Exercise aim >>
List all lines of the data that include the string "sliedēm".

Recorded data >>
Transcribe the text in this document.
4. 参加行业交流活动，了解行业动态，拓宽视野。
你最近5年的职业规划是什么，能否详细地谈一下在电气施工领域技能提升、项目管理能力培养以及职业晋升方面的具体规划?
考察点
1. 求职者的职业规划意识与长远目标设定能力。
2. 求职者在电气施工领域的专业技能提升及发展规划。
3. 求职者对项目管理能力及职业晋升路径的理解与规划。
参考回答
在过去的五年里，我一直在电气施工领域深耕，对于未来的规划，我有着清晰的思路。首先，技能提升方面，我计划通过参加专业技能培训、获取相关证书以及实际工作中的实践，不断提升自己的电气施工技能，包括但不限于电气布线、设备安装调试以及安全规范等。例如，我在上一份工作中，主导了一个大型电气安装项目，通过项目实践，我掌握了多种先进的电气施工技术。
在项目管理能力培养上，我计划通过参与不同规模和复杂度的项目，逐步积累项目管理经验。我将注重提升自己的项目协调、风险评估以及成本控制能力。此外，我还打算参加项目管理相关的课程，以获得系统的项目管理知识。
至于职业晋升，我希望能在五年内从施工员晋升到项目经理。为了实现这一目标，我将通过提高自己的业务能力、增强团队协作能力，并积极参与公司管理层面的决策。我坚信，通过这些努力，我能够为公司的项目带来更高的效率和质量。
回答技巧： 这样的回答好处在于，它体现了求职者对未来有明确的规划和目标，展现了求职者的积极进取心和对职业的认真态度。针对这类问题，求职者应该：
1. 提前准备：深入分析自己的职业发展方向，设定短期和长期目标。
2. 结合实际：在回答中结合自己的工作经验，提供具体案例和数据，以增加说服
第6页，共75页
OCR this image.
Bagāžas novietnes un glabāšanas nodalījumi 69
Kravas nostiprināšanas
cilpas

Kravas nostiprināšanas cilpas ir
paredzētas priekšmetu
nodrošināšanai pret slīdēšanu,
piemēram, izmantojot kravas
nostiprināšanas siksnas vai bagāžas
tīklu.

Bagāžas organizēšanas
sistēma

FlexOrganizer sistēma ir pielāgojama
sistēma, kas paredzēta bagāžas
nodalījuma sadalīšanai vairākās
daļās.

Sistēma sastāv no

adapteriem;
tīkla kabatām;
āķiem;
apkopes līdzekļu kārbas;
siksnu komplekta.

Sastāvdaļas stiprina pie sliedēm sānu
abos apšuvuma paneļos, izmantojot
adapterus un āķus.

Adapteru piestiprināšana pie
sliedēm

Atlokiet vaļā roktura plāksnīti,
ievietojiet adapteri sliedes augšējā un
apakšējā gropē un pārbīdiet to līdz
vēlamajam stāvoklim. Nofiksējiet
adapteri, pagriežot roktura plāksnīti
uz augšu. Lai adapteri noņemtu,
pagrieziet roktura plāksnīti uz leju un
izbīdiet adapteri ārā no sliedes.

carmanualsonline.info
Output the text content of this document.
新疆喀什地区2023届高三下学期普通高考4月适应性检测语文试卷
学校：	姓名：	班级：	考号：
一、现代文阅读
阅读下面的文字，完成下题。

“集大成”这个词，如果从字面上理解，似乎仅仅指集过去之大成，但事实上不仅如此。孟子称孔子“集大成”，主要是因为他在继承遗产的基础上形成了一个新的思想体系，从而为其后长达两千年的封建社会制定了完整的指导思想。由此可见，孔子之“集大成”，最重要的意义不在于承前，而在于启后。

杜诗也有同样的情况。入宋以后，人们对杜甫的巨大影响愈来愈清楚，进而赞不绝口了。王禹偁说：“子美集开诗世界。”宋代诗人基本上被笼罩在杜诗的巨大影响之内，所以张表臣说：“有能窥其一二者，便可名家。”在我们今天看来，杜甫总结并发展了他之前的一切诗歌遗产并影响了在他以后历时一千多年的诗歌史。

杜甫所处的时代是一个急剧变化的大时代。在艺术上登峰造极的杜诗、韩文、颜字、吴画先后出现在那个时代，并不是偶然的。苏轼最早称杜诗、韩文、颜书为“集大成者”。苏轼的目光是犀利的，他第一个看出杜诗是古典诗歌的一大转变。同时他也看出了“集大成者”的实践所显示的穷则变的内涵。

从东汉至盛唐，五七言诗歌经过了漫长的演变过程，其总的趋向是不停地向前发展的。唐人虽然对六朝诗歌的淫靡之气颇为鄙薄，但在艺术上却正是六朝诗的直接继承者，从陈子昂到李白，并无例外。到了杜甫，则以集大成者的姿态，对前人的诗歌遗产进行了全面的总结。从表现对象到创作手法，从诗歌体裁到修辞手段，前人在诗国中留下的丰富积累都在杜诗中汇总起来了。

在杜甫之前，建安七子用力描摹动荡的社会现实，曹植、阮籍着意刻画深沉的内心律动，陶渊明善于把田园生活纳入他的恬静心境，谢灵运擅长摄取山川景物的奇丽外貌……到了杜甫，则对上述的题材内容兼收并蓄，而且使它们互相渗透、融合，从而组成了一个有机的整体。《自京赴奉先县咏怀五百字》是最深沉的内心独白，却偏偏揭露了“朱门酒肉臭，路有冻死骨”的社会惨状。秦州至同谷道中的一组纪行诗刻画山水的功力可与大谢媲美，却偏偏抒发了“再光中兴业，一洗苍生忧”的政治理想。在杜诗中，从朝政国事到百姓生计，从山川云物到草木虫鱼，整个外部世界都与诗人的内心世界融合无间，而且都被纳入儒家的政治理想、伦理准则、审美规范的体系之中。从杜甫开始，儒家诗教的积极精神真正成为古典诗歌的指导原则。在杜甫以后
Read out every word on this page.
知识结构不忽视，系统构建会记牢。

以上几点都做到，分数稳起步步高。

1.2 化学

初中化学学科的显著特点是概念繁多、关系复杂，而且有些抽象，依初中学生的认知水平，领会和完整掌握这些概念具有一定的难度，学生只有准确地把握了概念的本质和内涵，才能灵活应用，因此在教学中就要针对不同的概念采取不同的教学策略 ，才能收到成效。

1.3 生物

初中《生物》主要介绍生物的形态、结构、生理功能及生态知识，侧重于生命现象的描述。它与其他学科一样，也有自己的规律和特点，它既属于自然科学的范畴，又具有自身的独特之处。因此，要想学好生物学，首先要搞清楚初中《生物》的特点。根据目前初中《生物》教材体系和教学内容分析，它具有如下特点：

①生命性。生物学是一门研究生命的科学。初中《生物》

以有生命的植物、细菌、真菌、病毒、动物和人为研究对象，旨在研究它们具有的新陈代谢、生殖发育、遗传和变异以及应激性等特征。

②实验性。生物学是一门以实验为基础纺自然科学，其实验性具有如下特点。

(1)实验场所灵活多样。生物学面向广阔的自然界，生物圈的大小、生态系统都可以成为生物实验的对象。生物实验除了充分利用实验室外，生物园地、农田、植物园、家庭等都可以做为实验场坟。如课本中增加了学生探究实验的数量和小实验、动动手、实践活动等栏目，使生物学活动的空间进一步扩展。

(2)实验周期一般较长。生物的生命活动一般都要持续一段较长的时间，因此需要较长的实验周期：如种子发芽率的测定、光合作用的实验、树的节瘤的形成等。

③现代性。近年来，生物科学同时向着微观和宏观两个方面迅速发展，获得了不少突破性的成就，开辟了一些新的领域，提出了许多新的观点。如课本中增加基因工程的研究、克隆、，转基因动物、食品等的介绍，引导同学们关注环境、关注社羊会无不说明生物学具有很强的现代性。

Task solution >>
Sastāvdaļas stiprina pie sliedēm sānu
sliedēm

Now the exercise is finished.